→ **Task objective**
Look at each line of the records and count those with "involving" in them. Please answer with the count alone.

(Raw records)
═══

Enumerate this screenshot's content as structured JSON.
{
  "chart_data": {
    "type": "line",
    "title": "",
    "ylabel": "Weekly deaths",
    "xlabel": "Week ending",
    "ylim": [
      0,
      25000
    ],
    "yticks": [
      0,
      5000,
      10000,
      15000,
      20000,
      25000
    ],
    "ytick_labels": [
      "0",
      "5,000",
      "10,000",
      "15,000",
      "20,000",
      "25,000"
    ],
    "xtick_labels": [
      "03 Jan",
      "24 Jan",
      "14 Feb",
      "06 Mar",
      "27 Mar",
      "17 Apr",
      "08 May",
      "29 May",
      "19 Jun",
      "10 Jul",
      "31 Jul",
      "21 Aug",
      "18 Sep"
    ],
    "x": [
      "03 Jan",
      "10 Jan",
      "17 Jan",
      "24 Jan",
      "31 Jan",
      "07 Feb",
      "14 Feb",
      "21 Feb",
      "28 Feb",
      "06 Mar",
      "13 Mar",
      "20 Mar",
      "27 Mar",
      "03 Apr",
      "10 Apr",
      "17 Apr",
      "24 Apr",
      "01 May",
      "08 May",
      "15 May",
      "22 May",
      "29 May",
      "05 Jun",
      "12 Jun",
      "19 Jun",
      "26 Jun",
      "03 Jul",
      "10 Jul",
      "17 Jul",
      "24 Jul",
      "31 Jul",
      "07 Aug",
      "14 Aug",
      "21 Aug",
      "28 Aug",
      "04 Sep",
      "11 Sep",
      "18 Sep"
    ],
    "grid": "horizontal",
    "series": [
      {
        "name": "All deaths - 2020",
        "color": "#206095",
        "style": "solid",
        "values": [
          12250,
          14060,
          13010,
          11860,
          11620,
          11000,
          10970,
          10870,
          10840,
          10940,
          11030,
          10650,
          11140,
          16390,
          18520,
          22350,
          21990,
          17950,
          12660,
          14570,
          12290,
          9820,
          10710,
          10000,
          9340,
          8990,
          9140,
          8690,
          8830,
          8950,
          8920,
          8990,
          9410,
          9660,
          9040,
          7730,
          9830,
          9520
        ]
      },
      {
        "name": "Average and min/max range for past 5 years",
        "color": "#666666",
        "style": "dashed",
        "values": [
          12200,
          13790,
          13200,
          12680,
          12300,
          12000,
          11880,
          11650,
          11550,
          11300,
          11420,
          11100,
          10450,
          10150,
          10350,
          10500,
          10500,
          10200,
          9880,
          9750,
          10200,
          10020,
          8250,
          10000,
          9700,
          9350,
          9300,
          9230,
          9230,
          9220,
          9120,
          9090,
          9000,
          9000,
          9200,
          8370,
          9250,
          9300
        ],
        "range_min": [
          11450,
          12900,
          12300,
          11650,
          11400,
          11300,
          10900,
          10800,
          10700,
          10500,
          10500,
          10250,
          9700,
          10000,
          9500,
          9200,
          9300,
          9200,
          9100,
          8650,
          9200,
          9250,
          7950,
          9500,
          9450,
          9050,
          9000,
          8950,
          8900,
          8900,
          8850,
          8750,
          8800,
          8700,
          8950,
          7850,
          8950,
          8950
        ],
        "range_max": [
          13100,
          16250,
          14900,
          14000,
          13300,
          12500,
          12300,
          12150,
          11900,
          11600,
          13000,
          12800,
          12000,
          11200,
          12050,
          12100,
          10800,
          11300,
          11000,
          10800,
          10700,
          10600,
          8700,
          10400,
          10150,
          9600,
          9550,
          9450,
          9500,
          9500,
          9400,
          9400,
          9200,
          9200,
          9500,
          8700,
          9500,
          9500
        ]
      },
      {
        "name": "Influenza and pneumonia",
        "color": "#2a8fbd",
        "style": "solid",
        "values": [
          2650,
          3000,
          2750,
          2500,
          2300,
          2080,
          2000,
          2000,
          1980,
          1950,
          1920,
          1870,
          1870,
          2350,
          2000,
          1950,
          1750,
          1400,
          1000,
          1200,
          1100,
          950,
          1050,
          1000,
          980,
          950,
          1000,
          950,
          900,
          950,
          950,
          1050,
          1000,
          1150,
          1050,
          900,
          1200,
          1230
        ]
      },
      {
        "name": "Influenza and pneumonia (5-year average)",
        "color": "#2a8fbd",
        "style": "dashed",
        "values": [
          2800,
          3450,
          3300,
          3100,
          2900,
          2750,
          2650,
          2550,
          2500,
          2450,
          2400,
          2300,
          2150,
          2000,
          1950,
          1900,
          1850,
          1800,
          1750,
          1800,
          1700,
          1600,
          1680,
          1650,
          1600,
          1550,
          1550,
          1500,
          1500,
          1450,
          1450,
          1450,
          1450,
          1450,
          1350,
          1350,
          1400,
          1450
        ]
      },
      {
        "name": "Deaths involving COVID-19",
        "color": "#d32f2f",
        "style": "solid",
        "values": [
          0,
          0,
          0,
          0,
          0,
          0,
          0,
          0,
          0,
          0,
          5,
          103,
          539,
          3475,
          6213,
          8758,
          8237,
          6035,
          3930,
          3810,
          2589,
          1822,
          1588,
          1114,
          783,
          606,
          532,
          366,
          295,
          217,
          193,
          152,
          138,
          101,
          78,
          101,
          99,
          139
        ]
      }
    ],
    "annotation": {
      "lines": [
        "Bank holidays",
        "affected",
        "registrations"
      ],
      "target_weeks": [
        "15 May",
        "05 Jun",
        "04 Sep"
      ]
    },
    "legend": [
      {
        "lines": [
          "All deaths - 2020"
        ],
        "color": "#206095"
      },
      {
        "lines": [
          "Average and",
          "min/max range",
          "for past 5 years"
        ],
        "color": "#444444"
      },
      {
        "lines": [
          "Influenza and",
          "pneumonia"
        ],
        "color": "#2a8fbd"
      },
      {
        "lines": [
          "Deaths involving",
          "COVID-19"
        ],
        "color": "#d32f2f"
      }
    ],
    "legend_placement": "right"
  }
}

═══

→ **Correct answer**
2